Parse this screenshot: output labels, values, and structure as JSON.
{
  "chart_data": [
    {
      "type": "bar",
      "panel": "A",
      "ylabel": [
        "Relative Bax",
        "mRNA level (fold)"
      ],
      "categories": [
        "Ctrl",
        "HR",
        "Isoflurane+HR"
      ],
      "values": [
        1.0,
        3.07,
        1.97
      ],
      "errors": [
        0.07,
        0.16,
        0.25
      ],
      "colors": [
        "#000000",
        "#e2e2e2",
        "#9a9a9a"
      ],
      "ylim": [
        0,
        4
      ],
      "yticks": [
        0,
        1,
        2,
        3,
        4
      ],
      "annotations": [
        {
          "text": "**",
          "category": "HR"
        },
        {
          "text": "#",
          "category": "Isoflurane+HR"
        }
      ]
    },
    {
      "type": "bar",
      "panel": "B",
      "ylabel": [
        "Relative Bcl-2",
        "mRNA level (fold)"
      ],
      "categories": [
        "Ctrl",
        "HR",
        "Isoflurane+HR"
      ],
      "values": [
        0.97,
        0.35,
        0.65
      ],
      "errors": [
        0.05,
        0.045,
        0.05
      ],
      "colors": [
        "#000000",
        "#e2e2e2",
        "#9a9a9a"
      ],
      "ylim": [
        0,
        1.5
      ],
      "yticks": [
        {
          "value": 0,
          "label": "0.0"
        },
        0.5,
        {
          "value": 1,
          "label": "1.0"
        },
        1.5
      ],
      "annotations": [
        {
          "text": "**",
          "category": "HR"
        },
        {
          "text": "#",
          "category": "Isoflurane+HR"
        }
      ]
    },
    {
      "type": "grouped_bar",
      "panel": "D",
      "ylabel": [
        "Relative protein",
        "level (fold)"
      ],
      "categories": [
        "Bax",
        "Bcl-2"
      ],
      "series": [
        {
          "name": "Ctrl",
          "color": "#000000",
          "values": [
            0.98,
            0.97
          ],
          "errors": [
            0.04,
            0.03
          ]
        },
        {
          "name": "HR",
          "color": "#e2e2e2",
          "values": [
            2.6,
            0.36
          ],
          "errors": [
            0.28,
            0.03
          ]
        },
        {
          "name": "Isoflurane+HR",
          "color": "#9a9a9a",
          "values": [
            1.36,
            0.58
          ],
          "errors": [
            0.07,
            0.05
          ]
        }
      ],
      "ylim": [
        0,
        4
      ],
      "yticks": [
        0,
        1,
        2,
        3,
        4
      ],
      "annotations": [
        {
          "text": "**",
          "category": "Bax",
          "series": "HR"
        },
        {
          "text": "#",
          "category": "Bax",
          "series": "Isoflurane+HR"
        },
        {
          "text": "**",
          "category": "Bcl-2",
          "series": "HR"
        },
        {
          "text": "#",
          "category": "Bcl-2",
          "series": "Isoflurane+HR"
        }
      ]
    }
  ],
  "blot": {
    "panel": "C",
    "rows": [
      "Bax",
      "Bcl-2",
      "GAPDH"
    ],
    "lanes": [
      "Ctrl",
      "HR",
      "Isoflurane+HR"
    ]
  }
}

__ASSIGNED TASK__.
An exact reproduction of all the records is needed.

__SOLUTION TO THIS TASK__.
Parse this screenshot: output labels, values, and structure as JSON.
{
  "chart_data": [
    {
      "type": "bar",
      "panel": "A",
      "ylabel": [
        "Relative Bax",
        "mRNA level (fold)"
      ],
      "categories": [
        "Ctrl",
        "HR",
        "Isoflurane+HR"
      ],
      "values": [
        1.0,
        3.07,
        1.97
      ],
      "errors": [
        0.07,
        0.16,
        0.25
      ],
      "colors": [
        "#000000",
        "#e2e2e2",
        "#9a9a9a"
      ],
      "ylim": [
        0,
        4
      ],
      "yticks": [
        0,
        1,
        2,
        3,
        4
      ],
      "annotations": [
        {
          "text": "**",
          "category": "HR"
        },
        {
          "text": "#",
          "category": "Isoflurane+HR"
        }
      ]
    },
    {
      "type": "bar",
      "panel": "B",
      "ylabel": [
        "Relative Bcl-2",
        "mRNA level (fold)"
      ],
      "categories": [
        "Ctrl",
        "HR",
        "Isoflurane+HR"
      ],
      "values": [
        0.97,
        0.35,
        0.65
      ],
      "errors": [
        0.05,
        0.045,
        0.05
      ],
      "colors": [
        "#000000",
        "#e2e2e2",
        "#9a9a9a"
      ],
      "ylim": [
        0,
        1.5
      ],
      "yticks": [
        {
          "value": 0,
          "label": "0.0"
        },
        0.5,
        {
          "value": 1,
          "label": "1.0"
        },
        1.5
      ],
      "annotations": [
        {
          "text": "**",
          "category": "HR"
        },
        {
          "text": "#",
          "category": "Isoflurane+HR"
        }
      ]
    },
    {
      "type": "grouped_bar",
      "panel": "D",
      "ylabel": [
        "Relative protein",
        "level (fold)"
      ],
      "categories": [
        "Bax",
        "Bcl-2"
      ],
      "series": [
        {
          "name": "Ctrl",
          "color": "#000000",
          "values": [
            0.98,
            0.97
          ],
          "errors": [
            0.04,
            0.03
          ]
        },
        {
          "name": "HR",
          "color": "#e2e2e2",
          "values": [
            2.6,
            0.36
          ],
          "errors": [
            0.28,
            0.03
          ]
        },
        {
          "name": "Isoflurane+HR",
          "color": "#9a9a9a",
          "values": [
            1.36,
            0.58
          ],
          "errors": [
            0.07,
            0.05
          ]
        }
      ],
      "ylim": [
        0,
        4
      ],
      "yticks": [
        0,
        1,
        2,
        3,
        4
      ],
      "annotations": [
        {
          "text": "**",
          "category": "Bax",
          "series": "HR"
        },
        {
          "text": "#",
          "category": "Bax",
          "series": "Isoflurane+HR"
        },
        {
          "text": "**",
          "category": "Bcl-2",
          "series": "HR"
        },
        {
          "text": "#",
          "category": "Bcl-2",
          "series": "Isoflurane+HR"
        }
      ]
    }
  ],
  "blot": {
    "panel": "C",
    "rows": [
      "Bax",
      "Bcl-2",
      "GAPDH"
    ],
    "lanes": [
      "Ctrl",
      "HR",
      "Isoflurane+HR"
    ]
  }
}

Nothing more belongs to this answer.